# [What is being asked]
Count the lines in the entries below that include the word "ученія". Give nothing but the number.

========================================================================

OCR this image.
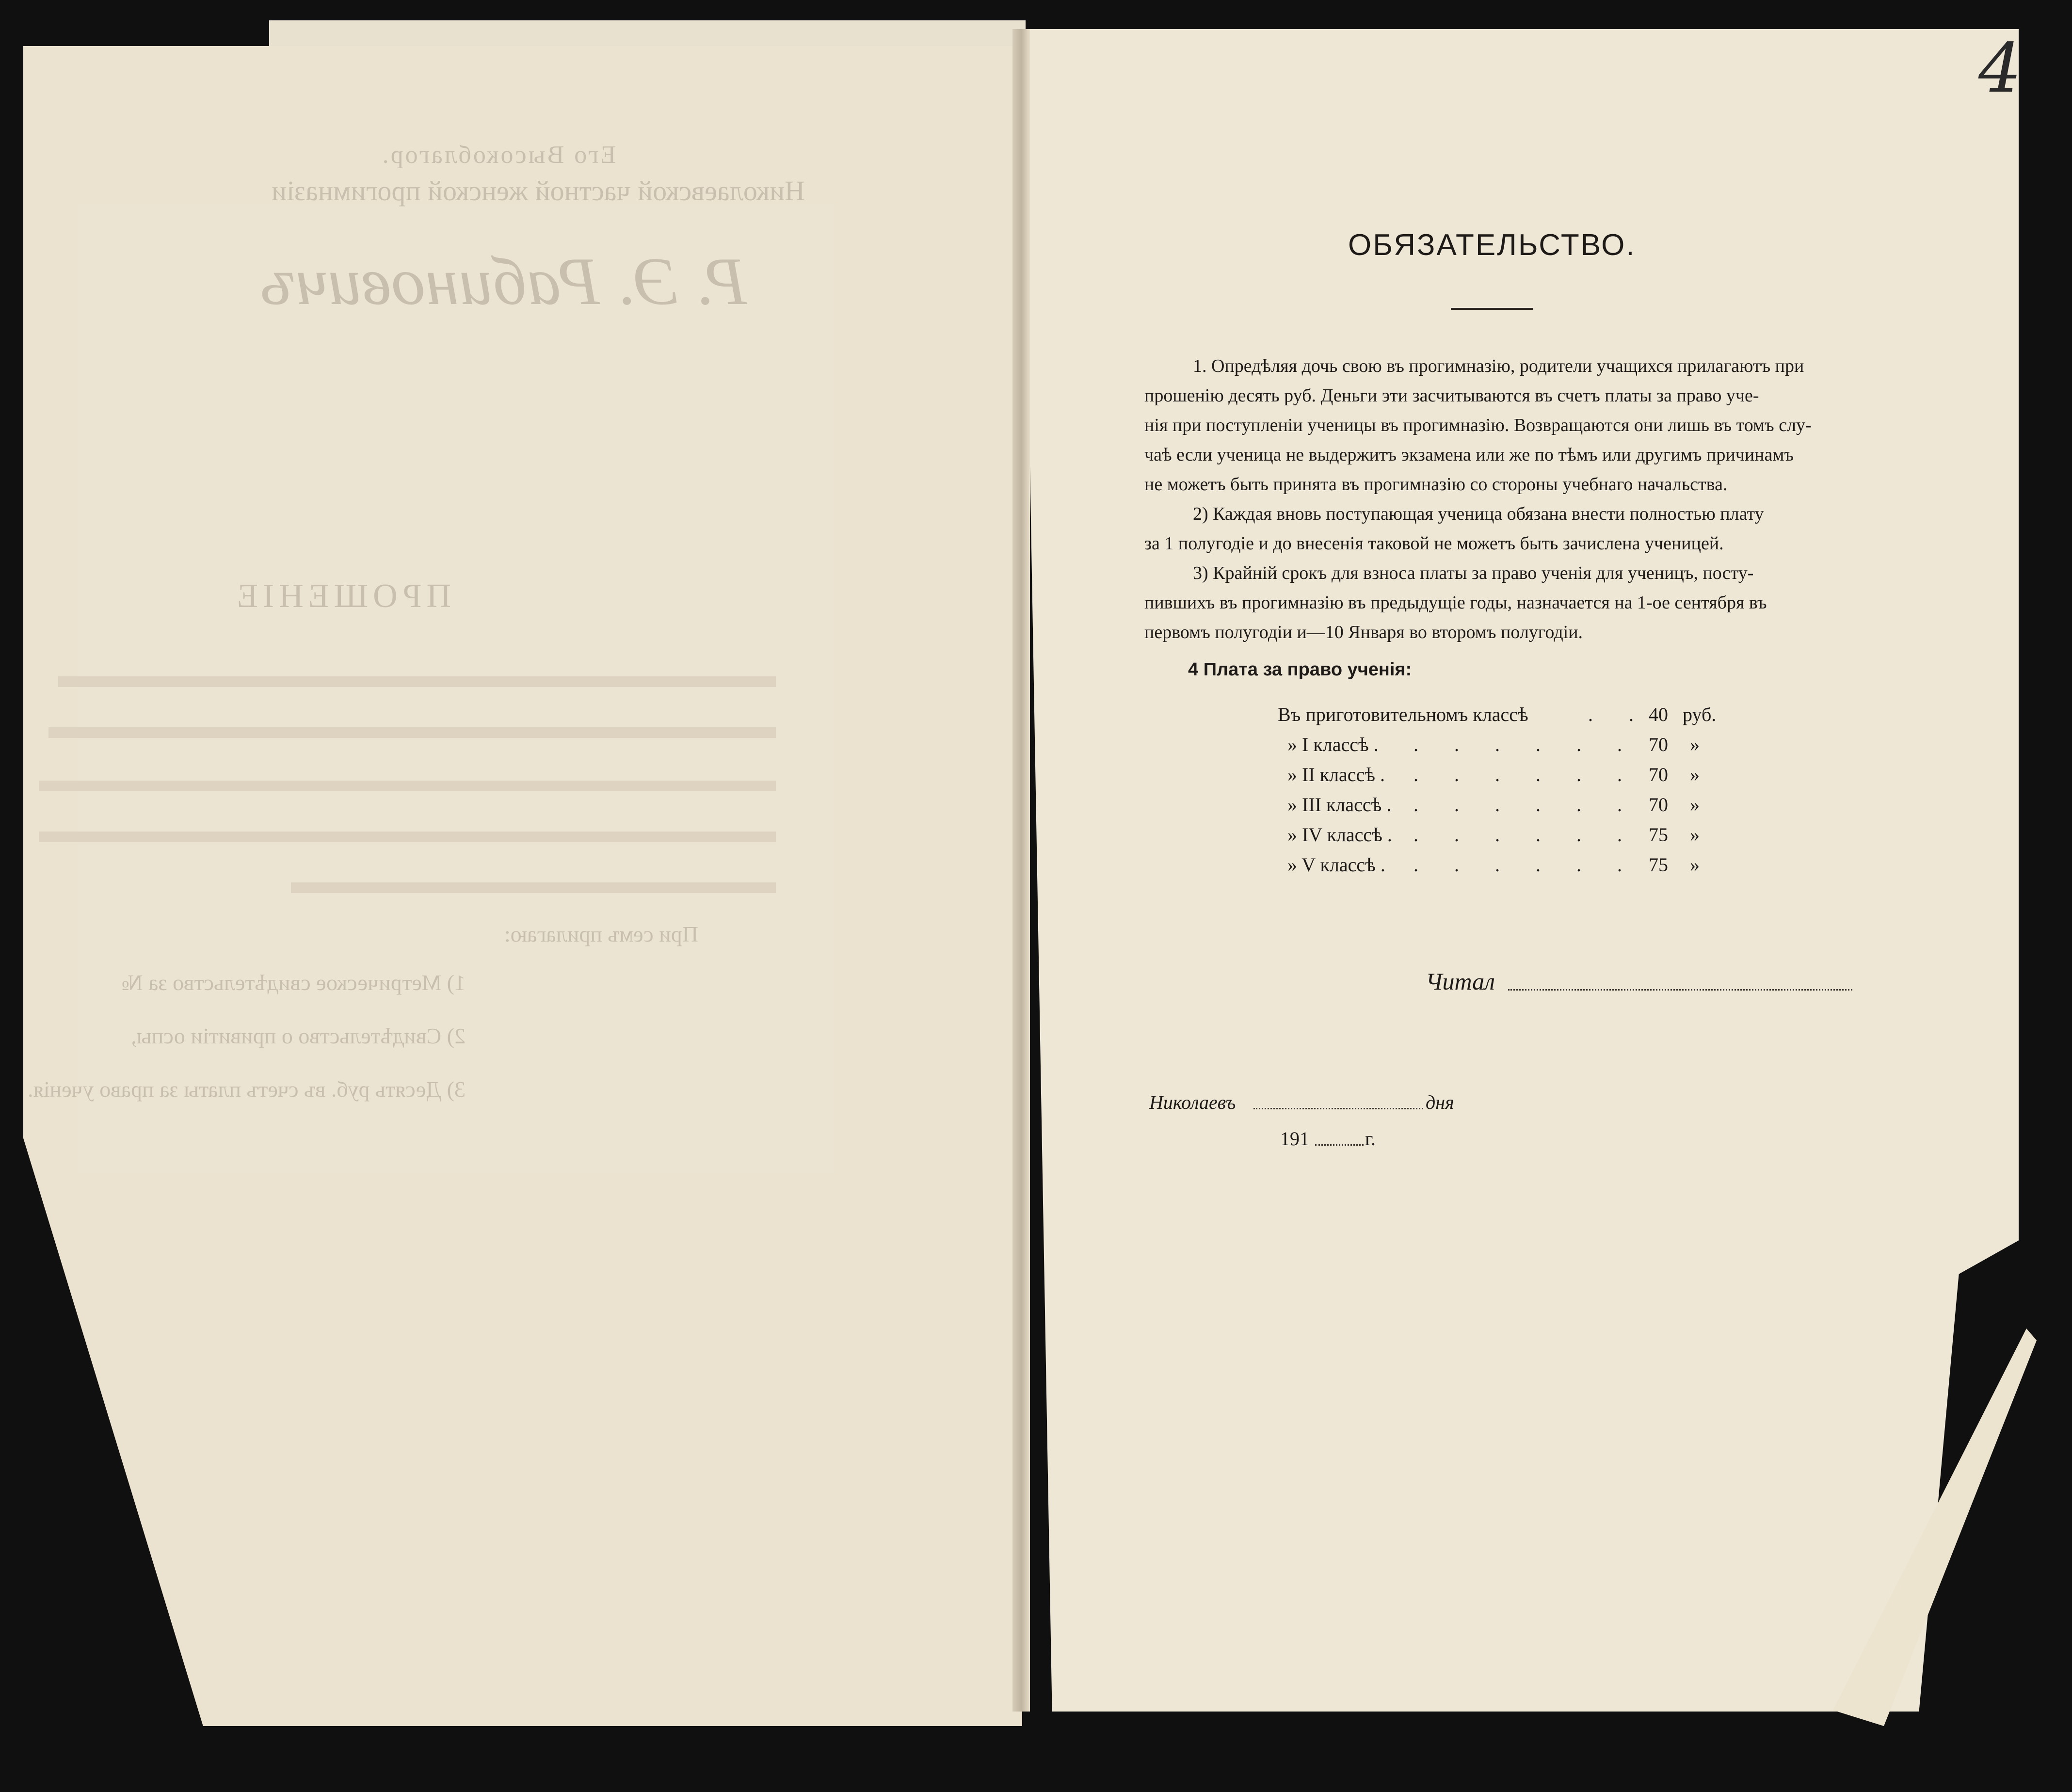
Его Высокоблагор.
Николаевской частной женской прогимназіи
Р. Э. Рабиновичъ
ПРОШЕНІЕ
При семъ прилагаю:
1) Метрическое свидѣтельство за №
2) Свидѣтельство о привитіи оспы,
3) Десять руб. въ счетъ платы за право ученія.
4
ОБЯЗАТЕЛЬСТВО.
1. Опредѣляя дочь свою въ прогимназію, родители учащихся прилагаютъ при
прошенію десять руб. Деньги эти засчитываются въ счетъ платы за право уче-
нія при поступленіи ученицы въ прогимназію. Возвращаются они лишь въ томъ слу-
чаѣ если ученица не выдержитъ экзамена или же по тѣмъ или другимъ причинамъ
не можетъ быть принята въ прогимназію со стороны учебнаго начальства.
2) Каждая вновь поступающая ученица обязана внести полностью плату
за 1 полугодіе и до внесенія таковой не можетъ быть зачислена ученицей.
3) Крайній срокъ для взноса платы за право ученія для ученицъ, посту-
пившихъ въ прогимназію въ предыдущіе годы, назначается на 1-ое сентября въ
первомъ полугодіи и—10 Января во второмъ полугодіи.
4 Плата за право ученія:
Въ приготовительномъ классѣ	. . 40 руб.
» I классѣ . . . . . . . 70 »
» II классѣ . . . . . . . 70 »
» III классѣ . . . . . . . 70 »
» IV классѣ . . . . . . . 75 »
» V классѣ . . . . . . . 75 »
Читал
Николаевъ	дня
191	г.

========================================================================

# [Finished answer]
3